BEGIN Dataset excerpts

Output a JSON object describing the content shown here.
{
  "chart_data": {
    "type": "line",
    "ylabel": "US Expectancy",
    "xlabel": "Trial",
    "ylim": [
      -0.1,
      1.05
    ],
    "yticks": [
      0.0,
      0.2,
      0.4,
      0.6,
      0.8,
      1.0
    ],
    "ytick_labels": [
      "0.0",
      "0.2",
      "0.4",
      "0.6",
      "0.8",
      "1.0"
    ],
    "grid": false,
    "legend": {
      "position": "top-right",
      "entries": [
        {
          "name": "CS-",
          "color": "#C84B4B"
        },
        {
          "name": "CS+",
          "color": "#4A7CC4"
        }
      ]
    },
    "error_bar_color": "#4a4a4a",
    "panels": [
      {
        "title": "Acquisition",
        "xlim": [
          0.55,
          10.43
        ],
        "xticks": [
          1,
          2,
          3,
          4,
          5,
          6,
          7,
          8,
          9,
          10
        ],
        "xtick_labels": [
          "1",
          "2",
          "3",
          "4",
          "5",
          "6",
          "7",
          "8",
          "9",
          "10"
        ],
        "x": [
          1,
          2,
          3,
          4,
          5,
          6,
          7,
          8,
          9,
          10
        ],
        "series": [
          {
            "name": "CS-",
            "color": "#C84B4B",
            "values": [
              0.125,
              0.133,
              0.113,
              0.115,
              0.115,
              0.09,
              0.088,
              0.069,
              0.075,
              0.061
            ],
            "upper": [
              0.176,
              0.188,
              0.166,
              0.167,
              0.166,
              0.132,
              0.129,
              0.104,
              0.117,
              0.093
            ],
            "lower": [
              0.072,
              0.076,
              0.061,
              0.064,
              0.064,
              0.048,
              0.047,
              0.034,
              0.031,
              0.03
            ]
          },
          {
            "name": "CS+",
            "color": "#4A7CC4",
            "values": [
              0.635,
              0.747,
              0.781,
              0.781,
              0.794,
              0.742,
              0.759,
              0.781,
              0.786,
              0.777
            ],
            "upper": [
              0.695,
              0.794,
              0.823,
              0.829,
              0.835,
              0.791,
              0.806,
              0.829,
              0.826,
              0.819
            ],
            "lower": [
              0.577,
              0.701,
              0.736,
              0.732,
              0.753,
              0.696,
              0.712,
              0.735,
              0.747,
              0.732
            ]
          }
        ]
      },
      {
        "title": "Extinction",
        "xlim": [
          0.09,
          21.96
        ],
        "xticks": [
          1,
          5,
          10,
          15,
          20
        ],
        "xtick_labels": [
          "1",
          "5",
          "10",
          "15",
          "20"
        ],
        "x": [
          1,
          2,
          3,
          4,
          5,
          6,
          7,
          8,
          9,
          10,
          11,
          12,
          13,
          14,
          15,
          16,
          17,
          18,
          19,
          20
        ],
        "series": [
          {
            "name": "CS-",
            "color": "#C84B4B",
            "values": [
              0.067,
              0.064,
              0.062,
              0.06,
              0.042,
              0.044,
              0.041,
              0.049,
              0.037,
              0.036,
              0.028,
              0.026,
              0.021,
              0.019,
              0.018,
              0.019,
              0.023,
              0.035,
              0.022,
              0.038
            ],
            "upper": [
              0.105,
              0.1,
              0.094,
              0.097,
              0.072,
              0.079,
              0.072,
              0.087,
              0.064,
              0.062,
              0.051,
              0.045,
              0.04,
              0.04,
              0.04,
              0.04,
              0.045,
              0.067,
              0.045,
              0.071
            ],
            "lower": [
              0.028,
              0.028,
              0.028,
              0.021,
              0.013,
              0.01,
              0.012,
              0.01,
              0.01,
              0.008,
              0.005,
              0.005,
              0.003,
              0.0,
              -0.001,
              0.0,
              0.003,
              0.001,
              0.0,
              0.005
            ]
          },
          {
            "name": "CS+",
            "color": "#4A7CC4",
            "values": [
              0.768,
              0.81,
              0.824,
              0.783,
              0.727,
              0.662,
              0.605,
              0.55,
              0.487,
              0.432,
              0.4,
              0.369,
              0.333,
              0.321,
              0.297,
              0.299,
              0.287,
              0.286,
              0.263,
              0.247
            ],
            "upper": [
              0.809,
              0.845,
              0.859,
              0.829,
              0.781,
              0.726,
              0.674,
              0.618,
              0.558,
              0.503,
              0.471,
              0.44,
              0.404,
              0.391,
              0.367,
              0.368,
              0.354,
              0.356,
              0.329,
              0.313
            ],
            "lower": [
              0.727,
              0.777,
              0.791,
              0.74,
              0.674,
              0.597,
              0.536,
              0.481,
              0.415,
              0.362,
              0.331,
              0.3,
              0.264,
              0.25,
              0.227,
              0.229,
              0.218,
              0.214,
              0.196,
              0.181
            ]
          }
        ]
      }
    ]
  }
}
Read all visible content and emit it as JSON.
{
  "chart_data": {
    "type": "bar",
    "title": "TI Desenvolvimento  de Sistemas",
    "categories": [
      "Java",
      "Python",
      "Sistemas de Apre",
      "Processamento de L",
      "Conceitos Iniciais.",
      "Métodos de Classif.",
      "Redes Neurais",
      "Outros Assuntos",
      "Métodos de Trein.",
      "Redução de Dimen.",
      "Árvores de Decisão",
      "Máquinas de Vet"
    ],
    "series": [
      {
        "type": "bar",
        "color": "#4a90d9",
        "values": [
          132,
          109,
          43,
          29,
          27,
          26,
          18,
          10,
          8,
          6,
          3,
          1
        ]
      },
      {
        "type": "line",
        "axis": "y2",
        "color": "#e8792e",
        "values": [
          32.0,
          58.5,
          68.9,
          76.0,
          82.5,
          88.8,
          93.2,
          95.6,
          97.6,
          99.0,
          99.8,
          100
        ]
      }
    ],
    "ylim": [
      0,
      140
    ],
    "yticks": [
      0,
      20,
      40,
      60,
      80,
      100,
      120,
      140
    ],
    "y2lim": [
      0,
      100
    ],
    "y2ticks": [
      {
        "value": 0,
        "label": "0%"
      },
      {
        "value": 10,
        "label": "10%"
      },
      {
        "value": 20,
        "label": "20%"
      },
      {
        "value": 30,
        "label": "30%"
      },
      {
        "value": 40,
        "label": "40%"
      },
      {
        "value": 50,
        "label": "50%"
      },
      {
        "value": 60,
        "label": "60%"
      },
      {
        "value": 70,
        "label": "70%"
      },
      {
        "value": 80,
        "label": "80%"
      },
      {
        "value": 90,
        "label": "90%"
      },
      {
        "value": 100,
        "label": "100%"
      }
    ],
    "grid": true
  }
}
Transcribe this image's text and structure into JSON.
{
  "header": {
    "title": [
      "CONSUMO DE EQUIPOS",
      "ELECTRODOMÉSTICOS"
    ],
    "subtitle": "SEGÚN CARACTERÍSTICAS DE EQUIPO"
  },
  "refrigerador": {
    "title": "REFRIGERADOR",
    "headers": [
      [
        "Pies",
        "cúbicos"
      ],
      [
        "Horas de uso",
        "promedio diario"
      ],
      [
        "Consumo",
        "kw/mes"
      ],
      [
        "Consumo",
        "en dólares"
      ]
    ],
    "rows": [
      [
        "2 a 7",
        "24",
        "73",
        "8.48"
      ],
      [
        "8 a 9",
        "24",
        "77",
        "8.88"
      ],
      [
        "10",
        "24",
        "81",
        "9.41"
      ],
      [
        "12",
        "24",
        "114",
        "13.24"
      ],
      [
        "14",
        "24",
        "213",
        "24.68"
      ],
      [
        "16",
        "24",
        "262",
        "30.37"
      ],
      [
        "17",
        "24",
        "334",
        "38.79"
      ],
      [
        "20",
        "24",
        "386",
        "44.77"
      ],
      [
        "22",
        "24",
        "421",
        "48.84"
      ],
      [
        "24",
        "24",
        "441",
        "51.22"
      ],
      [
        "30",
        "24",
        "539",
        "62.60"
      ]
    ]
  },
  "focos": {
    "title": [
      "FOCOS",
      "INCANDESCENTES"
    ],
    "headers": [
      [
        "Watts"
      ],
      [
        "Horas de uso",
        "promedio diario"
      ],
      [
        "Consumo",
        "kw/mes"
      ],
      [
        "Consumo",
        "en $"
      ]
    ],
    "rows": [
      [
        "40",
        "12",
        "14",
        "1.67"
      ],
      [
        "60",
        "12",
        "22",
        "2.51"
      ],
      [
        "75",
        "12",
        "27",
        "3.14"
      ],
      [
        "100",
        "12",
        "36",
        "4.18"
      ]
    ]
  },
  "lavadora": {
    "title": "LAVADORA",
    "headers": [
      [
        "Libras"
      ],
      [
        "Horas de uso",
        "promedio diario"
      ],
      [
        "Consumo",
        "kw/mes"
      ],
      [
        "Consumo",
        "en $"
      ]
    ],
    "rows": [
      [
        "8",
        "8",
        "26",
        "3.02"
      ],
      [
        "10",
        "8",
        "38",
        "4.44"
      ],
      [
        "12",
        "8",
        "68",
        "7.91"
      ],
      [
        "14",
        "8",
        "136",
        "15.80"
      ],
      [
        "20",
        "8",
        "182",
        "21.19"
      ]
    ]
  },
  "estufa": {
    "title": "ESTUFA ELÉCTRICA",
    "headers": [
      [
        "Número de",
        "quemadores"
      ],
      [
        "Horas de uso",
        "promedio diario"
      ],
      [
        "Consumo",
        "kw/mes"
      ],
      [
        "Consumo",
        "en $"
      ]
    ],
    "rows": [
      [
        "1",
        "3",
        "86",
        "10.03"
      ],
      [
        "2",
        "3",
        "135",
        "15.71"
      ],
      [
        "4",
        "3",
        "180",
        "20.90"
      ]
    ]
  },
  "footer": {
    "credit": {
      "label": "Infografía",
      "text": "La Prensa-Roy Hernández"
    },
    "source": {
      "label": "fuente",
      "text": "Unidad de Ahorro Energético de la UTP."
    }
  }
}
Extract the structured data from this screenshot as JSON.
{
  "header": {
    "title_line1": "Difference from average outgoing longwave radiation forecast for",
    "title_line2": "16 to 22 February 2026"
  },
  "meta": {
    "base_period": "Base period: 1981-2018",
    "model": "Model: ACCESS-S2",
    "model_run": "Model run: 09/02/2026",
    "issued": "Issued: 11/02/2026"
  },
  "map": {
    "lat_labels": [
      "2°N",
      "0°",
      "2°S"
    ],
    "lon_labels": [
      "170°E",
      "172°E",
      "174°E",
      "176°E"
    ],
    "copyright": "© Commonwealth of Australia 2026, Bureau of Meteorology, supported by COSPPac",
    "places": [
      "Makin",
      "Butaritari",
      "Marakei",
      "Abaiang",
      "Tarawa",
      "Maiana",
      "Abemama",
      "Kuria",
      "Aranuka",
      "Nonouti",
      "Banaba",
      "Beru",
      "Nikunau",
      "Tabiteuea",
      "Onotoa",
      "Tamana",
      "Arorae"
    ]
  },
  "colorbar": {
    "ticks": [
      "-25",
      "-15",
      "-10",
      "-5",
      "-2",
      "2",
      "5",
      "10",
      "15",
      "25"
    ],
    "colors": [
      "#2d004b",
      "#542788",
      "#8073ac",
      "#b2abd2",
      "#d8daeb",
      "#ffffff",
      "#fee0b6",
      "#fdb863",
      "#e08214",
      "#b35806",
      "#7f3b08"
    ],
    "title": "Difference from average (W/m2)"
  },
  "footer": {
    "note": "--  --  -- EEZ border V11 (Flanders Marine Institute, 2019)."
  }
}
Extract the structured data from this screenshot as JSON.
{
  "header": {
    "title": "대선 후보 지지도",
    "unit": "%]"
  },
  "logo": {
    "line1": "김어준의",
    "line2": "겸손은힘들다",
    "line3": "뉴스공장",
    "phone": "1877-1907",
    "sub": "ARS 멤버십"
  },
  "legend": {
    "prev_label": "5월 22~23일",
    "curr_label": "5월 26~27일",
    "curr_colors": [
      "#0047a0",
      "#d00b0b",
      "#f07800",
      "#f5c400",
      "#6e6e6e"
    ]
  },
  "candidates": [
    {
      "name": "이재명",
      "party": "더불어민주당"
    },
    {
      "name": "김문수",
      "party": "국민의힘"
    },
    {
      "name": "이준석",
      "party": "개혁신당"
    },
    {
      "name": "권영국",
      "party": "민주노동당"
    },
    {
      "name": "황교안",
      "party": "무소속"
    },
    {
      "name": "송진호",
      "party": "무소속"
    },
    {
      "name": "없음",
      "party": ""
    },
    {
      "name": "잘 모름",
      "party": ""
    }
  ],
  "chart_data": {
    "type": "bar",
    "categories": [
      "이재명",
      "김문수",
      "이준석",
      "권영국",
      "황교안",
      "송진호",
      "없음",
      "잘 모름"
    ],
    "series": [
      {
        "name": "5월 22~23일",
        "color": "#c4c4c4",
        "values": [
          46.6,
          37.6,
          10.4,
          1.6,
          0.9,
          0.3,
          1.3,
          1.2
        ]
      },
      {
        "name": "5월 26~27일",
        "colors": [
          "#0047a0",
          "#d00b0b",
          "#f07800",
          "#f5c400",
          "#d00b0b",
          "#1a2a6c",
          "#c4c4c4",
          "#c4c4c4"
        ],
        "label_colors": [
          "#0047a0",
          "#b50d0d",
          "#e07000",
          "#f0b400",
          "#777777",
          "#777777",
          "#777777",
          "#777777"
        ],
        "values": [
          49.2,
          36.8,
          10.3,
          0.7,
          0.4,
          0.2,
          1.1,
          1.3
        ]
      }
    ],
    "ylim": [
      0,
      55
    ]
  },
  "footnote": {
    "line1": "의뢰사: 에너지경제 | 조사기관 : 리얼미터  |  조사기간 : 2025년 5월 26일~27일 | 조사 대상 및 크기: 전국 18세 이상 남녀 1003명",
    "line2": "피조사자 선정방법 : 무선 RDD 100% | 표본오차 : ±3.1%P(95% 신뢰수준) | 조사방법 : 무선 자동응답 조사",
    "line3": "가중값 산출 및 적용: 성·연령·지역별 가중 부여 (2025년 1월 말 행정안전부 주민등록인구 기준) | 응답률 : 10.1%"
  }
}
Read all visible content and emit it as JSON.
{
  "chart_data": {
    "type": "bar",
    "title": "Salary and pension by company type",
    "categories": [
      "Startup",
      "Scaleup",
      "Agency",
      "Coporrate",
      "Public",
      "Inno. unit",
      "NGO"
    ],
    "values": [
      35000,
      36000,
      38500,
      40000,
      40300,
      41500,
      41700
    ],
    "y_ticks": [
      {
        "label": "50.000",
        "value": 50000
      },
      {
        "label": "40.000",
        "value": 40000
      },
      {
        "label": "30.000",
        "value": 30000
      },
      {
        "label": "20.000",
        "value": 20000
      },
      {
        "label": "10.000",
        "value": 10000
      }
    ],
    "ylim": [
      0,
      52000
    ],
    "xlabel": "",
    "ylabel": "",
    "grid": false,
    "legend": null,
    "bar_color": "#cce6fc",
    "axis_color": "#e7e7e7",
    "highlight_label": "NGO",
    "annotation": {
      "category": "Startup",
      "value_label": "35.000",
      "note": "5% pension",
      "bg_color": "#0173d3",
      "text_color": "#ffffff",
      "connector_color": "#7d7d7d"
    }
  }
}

END Dataset excerpts

- [Work to complete]: Review the material and copy each line in which the word "party" appears.

- [Completed task]:
      "party": "더불어민주당"
      "party": "국민의힘"
      "party": "개혁신당"
      "party": "민주노동당"
      "party": "무소속"
      "party": "무소속"
      "party": ""
      "party": ""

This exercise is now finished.